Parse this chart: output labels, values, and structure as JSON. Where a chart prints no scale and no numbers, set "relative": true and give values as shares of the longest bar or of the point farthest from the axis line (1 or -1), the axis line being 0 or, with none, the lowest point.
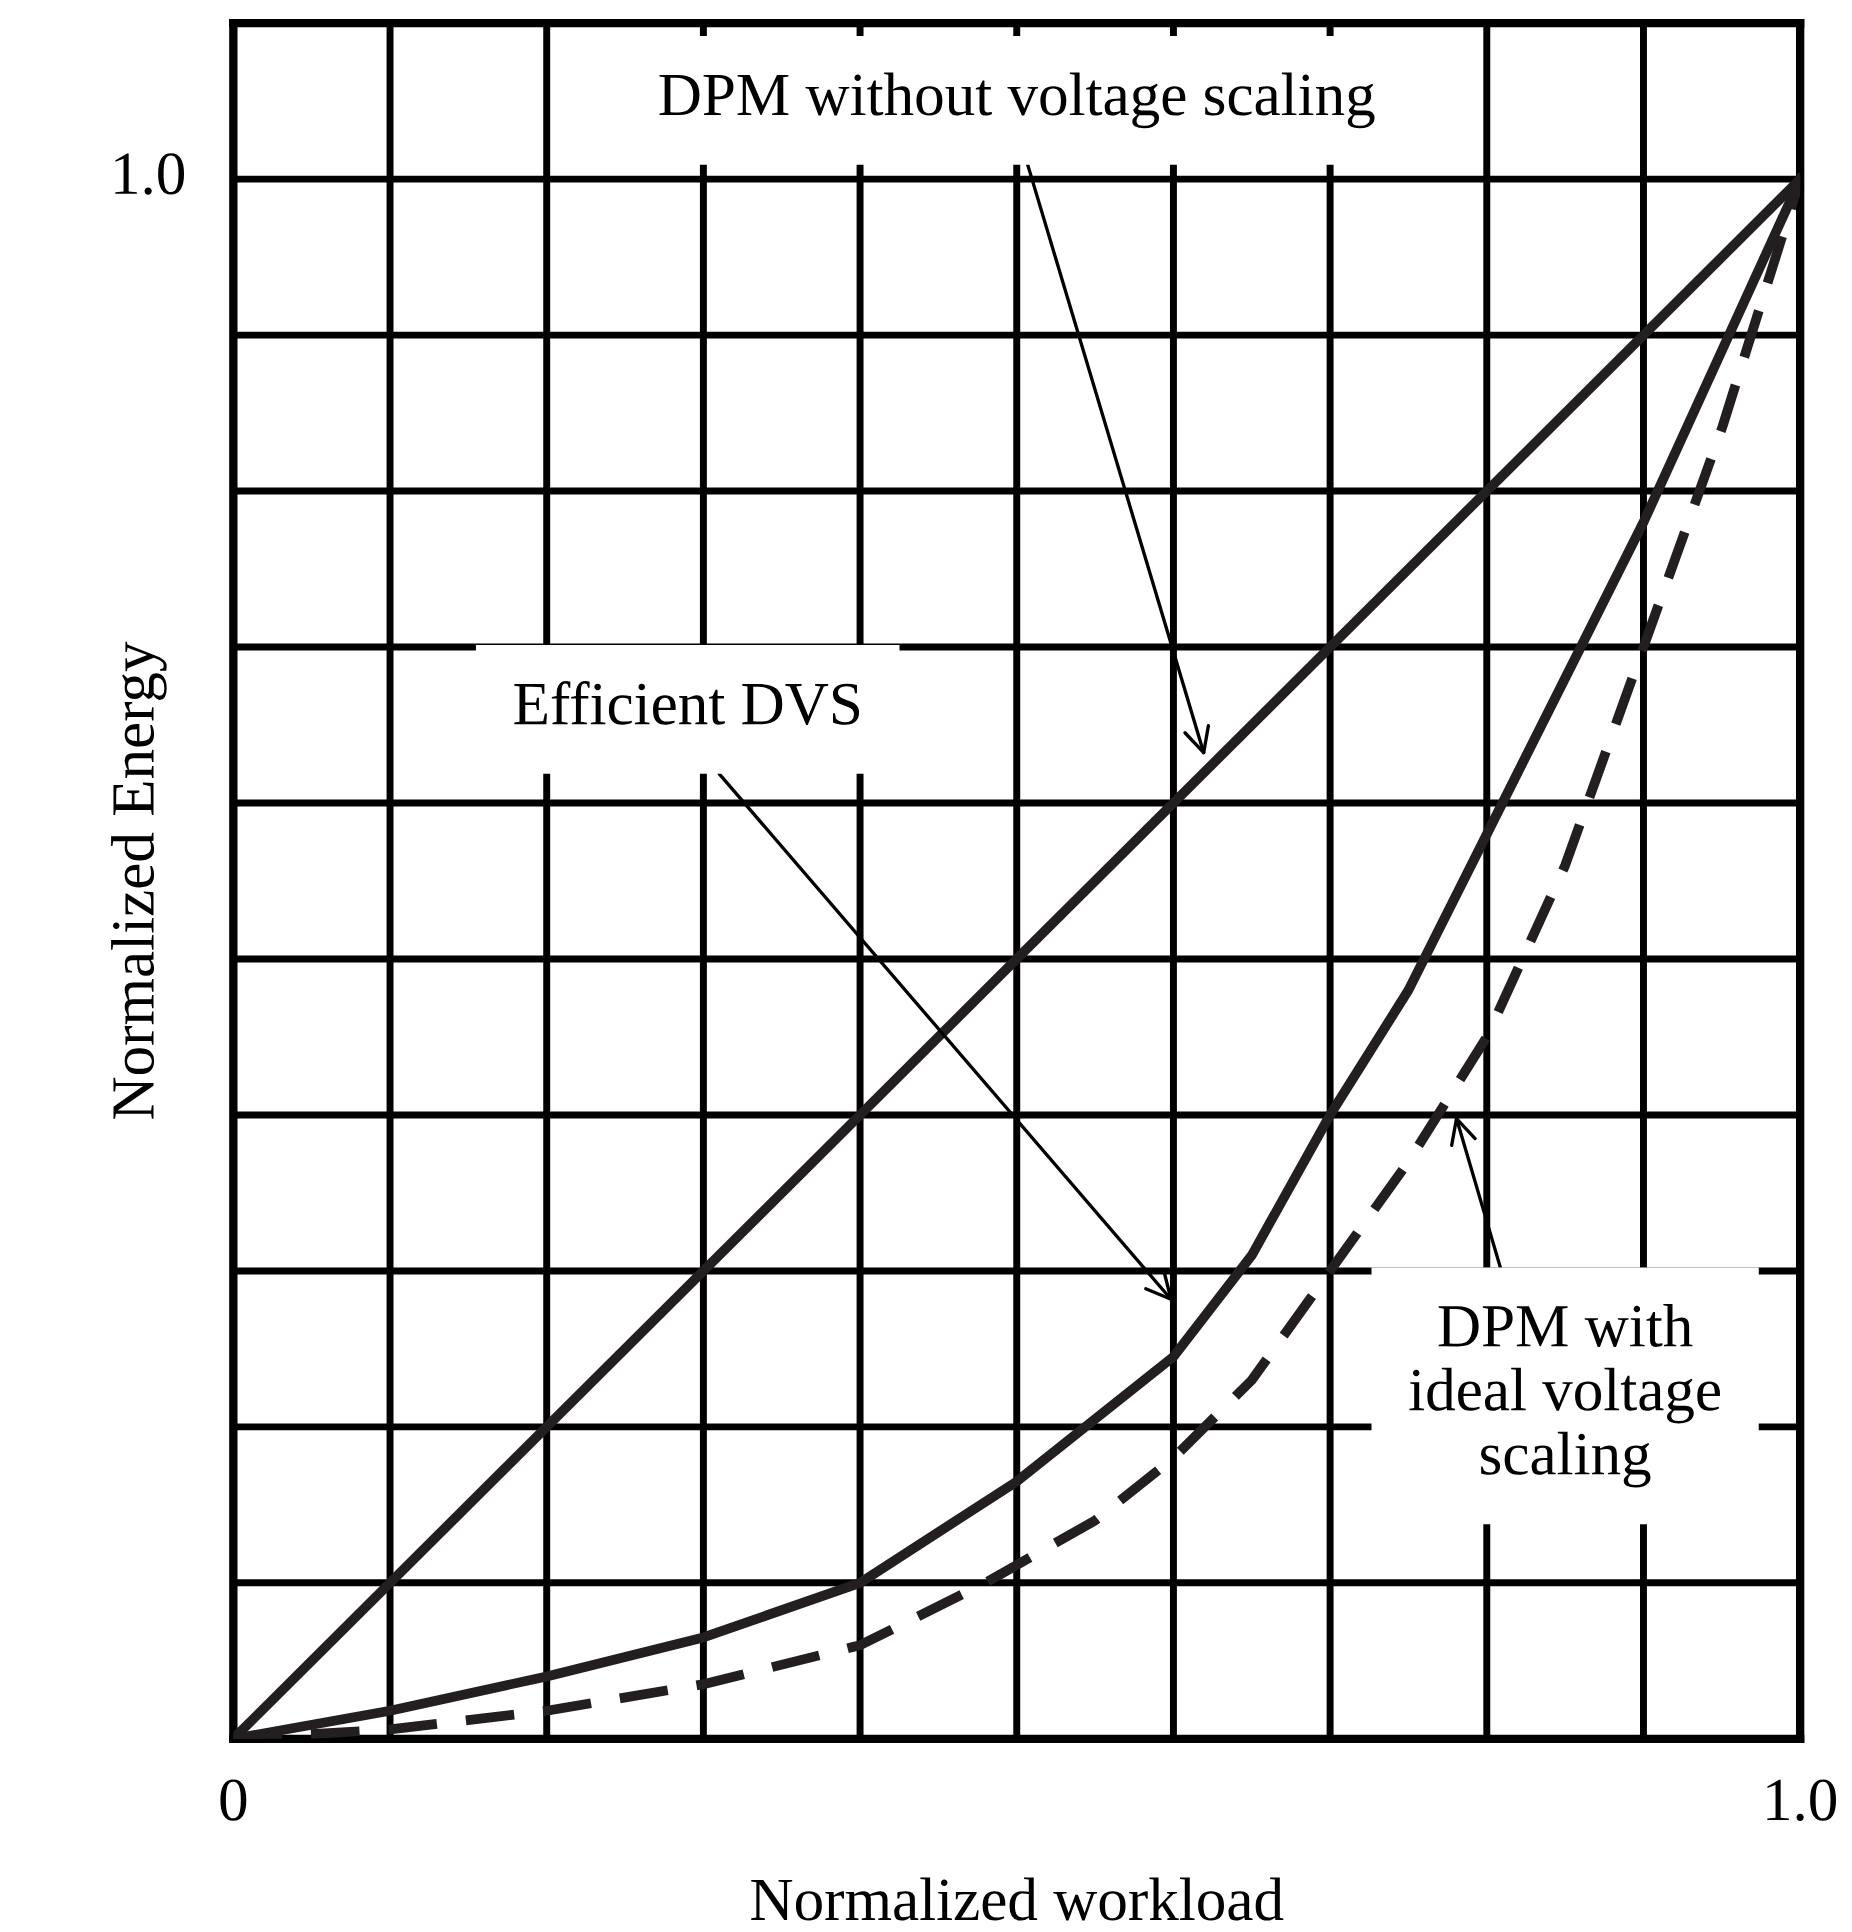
{
  "chart_data": {
    "type": "line",
    "xlabel": "Normalized workload",
    "ylabel": "Normalized Energy",
    "xlim": [
      0,
      1
    ],
    "relative": true,
    "xticks": [
      {
        "value": 0,
        "label": "0"
      },
      {
        "value": 0.1,
        "label": null
      },
      {
        "value": 0.2,
        "label": null
      },
      {
        "value": 0.3,
        "label": null
      },
      {
        "value": 0.4,
        "label": null
      },
      {
        "value": 0.5,
        "label": null
      },
      {
        "value": 0.6,
        "label": null
      },
      {
        "value": 0.7,
        "label": null
      },
      {
        "value": 0.8,
        "label": null
      },
      {
        "value": 0.9,
        "label": null
      },
      {
        "value": 1.0,
        "label": "1.0"
      }
    ],
    "grid": true,
    "series": [
      {
        "color": "#231f20",
        "line_style": "solid",
        "x": [
          0,
          1
        ],
        "values": [
          0,
          1
        ]
      },
      {
        "color": "#231f20",
        "line_style": "solid",
        "x": [
          0,
          0.1,
          0.2,
          0.3,
          0.4,
          0.5,
          0.6,
          0.65,
          0.7,
          0.75,
          0.8,
          0.85,
          0.9,
          0.95,
          1
        ],
        "values": [
          0,
          0.018,
          0.04,
          0.065,
          0.1,
          0.165,
          0.245,
          0.31,
          0.4,
          0.48,
          0.58,
          0.68,
          0.78,
          0.89,
          1
        ]
      },
      {
        "color": "#231f20",
        "line_style": "dashed",
        "x": [
          0,
          0.1,
          0.2,
          0.3,
          0.4,
          0.48,
          0.55,
          0.6,
          0.65,
          0.7,
          0.75,
          0.8,
          0.85,
          0.9,
          0.95,
          1
        ],
        "values": [
          0,
          0.006,
          0.018,
          0.035,
          0.06,
          0.1,
          0.14,
          0.18,
          0.23,
          0.3,
          0.37,
          0.45,
          0.56,
          0.7,
          0.84,
          1
        ]
      }
    ],
    "annotations": [
      "1.0",
      "DPM without voltage scaling",
      "Efficient DVS",
      "DPM with\nideal voltage\nscaling"
    ]
  }
}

▸ DIRECTIONS FOR THIS TASK:
Retype all entries exactly as they appear, dropping the images.

▸ WRITTEN RESPONSE:
Parse this chart: output labels, values, and structure as JSON. Where a chart prints no scale and no numbers, set "relative": true and give values as shares of the longest bar or of the point farthest from the axis line (1 or -1), the axis line being 0 or, with none, the lowest point.
{
  "chart_data": {
    "type": "line",
    "xlabel": "Normalized workload",
    "ylabel": "Normalized Energy",
    "xlim": [
      0,
      1
    ],
    "relative": true,
    "xticks": [
      {
        "value": 0,
        "label": "0"
      },
      {
        "value": 0.1,
        "label": null
      },
      {
        "value": 0.2,
        "label": null
      },
      {
        "value": 0.3,
        "label": null
      },
      {
        "value": 0.4,
        "label": null
      },
      {
        "value": 0.5,
        "label": null
      },
      {
        "value": 0.6,
        "label": null
      },
      {
        "value": 0.7,
        "label": null
      },
      {
        "value": 0.8,
        "label": null
      },
      {
        "value": 0.9,
        "label": null
      },
      {
        "value": 1.0,
        "label": "1.0"
      }
    ],
    "grid": true,
    "series": [
      {
        "color": "#231f20",
        "line_style": "solid",
        "x": [
          0,
          1
        ],
        "values": [
          0,
          1
        ]
      },
      {
        "color": "#231f20",
        "line_style": "solid",
        "x": [
          0,
          0.1,
          0.2,
          0.3,
          0.4,
          0.5,
          0.6,
          0.65,
          0.7,
          0.75,
          0.8,
          0.85,
          0.9,
          0.95,
          1
        ],
        "values": [
          0,
          0.018,
          0.04,
          0.065,
          0.1,
          0.165,
          0.245,
          0.31,
          0.4,
          0.48,
          0.58,
          0.68,
          0.78,
          0.89,
          1
        ]
      },
      {
        "color": "#231f20",
        "line_style": "dashed",
        "x": [
          0,
          0.1,
          0.2,
          0.3,
          0.4,
          0.48,
          0.55,
          0.6,
          0.65,
          0.7,
          0.75,
          0.8,
          0.85,
          0.9,
          0.95,
          1
        ],
        "values": [
          0,
          0.006,
          0.018,
          0.035,
          0.06,
          0.1,
          0.14,
          0.18,
          0.23,
          0.3,
          0.37,
          0.45,
          0.56,
          0.7,
          0.84,
          1
        ]
      }
    ],
    "annotations": [
      "1.0",
      "DPM without voltage scaling",
      "Efficient DVS",
      "DPM with\nideal voltage\nscaling"
    ]
  }
}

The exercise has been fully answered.